### What you should do
Scan the material for the word "name", and copy each line where it shows up.

### Recorded data
::::

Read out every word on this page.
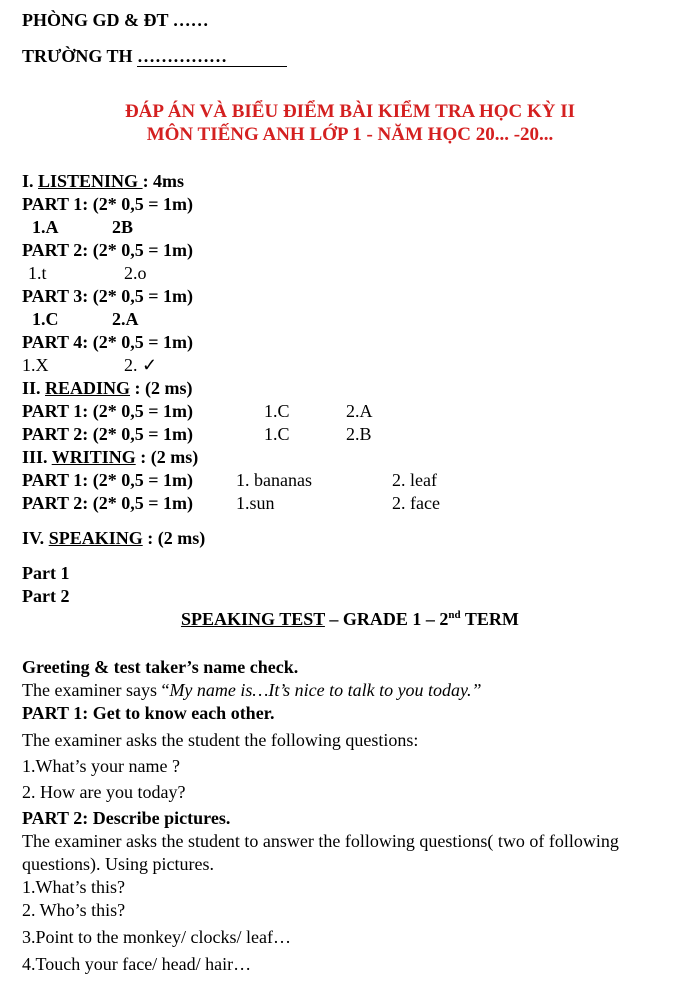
PHÒNG GD & ĐT ……
TRƯỜNG TH ……………
ĐÁP ÁN VÀ BIỂU ĐIỂM BÀI KIỂM TRA HỌC KỲ II
MÔN TIẾNG ANH LỚP 1 - NĂM HỌC 20... -20...
I. LISTENING : 4ms
PART 1: (2* 0,5 = 1m)
1.A	2B
PART 2: (2* 0,5 = 1m)
1.t	2.o
PART 3: (2* 0,5 = 1m)
1.C	2.A
PART 4: (2* 0,5 = 1m)
1.X	2. ✓
II. READING : (2 ms)
PART 1: (2* 0,5 = 1m)	1.C	2.A
PART 2: (2* 0,5 = 1m)	1.C	2.B
III. WRITING : (2 ms)
PART 1: (2* 0,5 = 1m) 1. bananas	2. leaf
PART 2: (2* 0,5 = 1m) 1.sun	2. face
IV. SPEAKING : (2 ms)
Part 1
Part 2
SPEAKING TEST – GRADE 1 – 2nd TERM
Greeting & test taker’s name check.
The examiner says “My name is…It’s nice to talk to you today.”
PART 1: Get to know each other.
The examiner asks the student the following questions:
1.What’s your name ?
2. How are you today?
PART 2: Describe pictures.
The examiner asks the student to answer the following questions( two of following
questions). Using pictures.
1.What’s this?
2. Who’s this?
3.Point to the monkey/ clocks/ leaf…
4.Touch your face/ head/ hair…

::::

### In response
Greeting & test taker’s name check.
The examiner says “My name is…It’s nice to talk to you today.”
1.What’s your name ?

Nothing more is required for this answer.